SHORT TASK » Look for the string "늙은이입니다" in the lines and copy each line that has it.

DATASET CONTENT »

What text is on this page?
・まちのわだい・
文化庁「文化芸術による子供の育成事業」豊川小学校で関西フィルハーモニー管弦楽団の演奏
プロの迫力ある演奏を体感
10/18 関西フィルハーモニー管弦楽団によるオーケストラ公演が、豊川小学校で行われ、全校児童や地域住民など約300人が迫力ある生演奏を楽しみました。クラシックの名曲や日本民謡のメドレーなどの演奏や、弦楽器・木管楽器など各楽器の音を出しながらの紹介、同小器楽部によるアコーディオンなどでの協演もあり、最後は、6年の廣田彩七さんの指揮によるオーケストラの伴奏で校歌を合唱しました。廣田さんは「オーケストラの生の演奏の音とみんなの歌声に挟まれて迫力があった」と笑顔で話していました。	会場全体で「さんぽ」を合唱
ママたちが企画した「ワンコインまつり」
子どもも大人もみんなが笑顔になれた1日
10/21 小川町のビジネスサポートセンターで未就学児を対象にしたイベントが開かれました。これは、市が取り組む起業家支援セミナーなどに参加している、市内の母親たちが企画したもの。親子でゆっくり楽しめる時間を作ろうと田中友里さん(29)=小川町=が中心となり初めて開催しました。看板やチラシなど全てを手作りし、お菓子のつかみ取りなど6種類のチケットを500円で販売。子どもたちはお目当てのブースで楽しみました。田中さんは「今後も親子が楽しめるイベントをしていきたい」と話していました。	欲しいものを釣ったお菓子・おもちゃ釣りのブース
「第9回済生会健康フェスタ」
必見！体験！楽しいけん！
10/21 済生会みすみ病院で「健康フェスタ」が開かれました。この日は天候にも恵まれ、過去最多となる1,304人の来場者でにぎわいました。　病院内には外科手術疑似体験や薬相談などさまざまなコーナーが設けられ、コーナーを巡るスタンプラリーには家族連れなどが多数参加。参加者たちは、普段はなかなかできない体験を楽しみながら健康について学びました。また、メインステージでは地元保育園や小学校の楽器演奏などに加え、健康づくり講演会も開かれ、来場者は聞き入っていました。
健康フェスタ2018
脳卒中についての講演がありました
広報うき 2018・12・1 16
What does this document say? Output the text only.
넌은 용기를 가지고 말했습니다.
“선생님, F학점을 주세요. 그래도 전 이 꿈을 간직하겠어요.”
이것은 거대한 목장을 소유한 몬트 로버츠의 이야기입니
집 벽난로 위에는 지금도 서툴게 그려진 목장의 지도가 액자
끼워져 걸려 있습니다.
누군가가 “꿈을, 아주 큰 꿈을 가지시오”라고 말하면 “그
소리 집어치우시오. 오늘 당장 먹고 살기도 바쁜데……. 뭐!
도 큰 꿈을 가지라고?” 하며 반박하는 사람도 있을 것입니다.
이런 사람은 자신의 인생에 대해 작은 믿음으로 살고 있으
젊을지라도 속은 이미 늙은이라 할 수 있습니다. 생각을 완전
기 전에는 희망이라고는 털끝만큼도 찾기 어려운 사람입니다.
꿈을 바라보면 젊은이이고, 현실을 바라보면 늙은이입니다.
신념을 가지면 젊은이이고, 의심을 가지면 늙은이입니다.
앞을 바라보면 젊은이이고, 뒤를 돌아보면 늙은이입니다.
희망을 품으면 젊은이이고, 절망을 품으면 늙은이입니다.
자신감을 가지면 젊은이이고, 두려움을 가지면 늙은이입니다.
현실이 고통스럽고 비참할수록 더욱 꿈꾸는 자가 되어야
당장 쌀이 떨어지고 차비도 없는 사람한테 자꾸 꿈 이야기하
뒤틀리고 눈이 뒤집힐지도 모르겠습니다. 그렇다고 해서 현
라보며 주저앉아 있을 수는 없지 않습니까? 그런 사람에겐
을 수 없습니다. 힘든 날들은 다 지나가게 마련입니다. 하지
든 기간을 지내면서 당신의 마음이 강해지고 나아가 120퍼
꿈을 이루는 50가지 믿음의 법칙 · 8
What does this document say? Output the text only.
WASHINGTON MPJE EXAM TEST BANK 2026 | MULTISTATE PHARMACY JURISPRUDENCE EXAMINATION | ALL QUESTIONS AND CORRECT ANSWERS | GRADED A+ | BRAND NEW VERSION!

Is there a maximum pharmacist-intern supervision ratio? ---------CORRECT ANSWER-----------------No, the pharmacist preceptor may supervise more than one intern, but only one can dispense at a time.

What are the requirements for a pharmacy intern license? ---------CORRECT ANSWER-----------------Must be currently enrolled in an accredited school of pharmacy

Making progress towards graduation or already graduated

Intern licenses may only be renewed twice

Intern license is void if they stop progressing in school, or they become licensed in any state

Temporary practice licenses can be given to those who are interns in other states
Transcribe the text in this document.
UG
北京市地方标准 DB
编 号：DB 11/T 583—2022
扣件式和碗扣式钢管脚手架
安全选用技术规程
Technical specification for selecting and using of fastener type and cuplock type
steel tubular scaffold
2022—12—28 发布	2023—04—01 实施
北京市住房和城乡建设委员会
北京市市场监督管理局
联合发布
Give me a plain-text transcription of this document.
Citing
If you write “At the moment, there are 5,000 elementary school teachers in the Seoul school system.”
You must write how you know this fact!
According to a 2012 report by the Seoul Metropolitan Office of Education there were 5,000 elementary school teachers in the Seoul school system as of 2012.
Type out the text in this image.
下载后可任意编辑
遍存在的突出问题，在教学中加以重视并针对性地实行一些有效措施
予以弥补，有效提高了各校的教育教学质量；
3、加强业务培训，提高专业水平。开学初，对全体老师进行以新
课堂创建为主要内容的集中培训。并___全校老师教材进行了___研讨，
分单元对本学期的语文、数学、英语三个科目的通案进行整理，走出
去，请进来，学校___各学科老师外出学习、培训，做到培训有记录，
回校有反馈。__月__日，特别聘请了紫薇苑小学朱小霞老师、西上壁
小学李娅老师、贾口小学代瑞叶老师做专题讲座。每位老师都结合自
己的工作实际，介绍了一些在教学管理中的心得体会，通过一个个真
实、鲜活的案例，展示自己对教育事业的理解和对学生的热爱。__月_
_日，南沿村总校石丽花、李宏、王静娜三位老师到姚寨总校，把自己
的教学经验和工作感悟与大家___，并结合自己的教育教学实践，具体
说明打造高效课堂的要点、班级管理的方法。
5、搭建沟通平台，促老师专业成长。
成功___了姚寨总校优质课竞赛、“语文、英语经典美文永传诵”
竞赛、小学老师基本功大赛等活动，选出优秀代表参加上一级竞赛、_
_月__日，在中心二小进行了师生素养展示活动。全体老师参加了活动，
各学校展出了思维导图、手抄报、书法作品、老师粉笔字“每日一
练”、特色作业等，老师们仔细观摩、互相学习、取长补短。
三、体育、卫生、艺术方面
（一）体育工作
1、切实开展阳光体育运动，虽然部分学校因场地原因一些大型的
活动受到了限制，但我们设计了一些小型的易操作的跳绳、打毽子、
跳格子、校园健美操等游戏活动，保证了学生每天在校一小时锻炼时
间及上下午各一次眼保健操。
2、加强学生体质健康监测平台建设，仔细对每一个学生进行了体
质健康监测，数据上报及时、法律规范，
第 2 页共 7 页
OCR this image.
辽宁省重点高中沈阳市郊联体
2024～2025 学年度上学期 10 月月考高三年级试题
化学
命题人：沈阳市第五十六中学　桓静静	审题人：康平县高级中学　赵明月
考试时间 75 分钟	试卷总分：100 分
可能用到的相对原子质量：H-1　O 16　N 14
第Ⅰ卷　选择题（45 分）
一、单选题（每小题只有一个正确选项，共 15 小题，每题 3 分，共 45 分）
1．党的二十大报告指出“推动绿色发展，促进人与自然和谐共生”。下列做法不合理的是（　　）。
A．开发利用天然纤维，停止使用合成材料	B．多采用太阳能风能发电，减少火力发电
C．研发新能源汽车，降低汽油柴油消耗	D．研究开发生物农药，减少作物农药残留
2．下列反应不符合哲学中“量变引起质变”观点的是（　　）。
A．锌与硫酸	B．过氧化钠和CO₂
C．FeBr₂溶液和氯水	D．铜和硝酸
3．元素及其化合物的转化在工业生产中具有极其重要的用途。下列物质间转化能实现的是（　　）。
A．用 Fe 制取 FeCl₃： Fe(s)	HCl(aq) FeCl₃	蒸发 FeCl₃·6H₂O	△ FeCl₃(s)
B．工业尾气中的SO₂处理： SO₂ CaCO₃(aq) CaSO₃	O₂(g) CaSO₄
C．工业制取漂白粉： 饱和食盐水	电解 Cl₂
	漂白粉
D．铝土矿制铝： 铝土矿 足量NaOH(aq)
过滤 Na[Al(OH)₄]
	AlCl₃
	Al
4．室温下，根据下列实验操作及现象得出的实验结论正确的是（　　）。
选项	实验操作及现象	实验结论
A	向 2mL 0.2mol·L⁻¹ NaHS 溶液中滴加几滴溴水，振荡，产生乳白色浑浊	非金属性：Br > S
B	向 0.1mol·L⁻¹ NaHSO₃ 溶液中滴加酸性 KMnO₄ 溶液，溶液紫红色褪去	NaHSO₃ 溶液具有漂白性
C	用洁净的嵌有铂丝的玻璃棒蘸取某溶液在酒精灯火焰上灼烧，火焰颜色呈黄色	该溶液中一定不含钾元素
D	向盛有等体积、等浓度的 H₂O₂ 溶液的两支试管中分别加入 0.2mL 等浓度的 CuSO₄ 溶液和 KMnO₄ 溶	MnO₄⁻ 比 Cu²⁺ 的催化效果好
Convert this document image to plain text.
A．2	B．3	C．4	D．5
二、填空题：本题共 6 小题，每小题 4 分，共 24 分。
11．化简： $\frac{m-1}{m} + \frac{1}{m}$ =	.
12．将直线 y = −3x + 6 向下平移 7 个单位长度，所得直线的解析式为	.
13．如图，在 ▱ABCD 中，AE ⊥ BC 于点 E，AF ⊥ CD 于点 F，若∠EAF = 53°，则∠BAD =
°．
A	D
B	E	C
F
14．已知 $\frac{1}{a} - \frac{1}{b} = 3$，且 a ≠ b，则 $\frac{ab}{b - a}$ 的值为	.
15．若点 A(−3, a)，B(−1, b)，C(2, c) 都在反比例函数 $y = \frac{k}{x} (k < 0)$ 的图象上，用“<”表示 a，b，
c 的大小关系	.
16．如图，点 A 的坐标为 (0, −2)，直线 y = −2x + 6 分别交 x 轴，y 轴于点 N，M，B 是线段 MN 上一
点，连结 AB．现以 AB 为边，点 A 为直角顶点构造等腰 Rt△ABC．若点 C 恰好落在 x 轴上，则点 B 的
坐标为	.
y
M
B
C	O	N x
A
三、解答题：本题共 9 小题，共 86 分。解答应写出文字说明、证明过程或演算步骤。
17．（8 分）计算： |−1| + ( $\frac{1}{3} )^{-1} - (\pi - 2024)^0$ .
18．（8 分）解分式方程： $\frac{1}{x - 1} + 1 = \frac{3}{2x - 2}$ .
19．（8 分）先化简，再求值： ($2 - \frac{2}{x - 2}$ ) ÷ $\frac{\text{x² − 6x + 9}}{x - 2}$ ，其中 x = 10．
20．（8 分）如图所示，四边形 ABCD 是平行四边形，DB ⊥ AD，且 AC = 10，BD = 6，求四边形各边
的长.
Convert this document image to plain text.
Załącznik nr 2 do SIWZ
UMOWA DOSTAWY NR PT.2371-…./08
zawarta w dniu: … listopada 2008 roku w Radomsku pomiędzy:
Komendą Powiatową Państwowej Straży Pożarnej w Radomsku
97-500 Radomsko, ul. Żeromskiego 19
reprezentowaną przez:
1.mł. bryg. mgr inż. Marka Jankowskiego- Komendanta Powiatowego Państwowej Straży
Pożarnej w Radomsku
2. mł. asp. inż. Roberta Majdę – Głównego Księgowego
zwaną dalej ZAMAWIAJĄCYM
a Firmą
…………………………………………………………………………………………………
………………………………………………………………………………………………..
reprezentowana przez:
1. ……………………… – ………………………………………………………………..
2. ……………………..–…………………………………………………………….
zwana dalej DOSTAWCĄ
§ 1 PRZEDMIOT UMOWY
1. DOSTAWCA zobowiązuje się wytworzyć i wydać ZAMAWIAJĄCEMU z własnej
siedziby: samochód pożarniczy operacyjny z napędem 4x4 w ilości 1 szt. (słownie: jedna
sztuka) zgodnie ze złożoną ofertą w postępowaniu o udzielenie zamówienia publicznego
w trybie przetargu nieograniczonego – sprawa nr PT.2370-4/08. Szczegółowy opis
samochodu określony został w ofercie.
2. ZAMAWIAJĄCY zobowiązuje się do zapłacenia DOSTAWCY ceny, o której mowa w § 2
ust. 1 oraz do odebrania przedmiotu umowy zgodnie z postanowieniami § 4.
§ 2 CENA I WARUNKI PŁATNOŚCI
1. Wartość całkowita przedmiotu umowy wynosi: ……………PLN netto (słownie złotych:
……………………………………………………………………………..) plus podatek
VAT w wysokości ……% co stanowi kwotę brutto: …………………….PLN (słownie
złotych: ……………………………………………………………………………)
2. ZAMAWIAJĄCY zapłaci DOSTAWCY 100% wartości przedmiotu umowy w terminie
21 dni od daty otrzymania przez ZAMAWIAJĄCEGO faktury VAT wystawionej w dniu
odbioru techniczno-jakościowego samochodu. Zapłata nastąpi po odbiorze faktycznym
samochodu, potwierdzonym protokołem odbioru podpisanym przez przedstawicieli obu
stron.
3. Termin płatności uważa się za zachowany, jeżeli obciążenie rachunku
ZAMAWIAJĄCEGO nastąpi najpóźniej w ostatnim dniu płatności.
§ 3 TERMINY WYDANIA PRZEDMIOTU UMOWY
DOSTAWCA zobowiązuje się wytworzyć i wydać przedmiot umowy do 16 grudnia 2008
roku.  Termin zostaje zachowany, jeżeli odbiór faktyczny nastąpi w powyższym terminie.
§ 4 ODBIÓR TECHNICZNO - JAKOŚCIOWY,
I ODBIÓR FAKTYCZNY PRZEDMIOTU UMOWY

WORKED SOLUTION »
꿈을 바라보면 젊은이이고, 현실을 바라보면 늙은이입니다.
신념을 가지면 젊은이이고, 의심을 가지면 늙은이입니다.
앞을 바라보면 젊은이이고, 뒤를 돌아보면 늙은이입니다.
희망을 품으면 젊은이이고, 절망을 품으면 늙은이입니다.
자신감을 가지면 젊은이이고, 두려움을 가지면 늙은이입니다.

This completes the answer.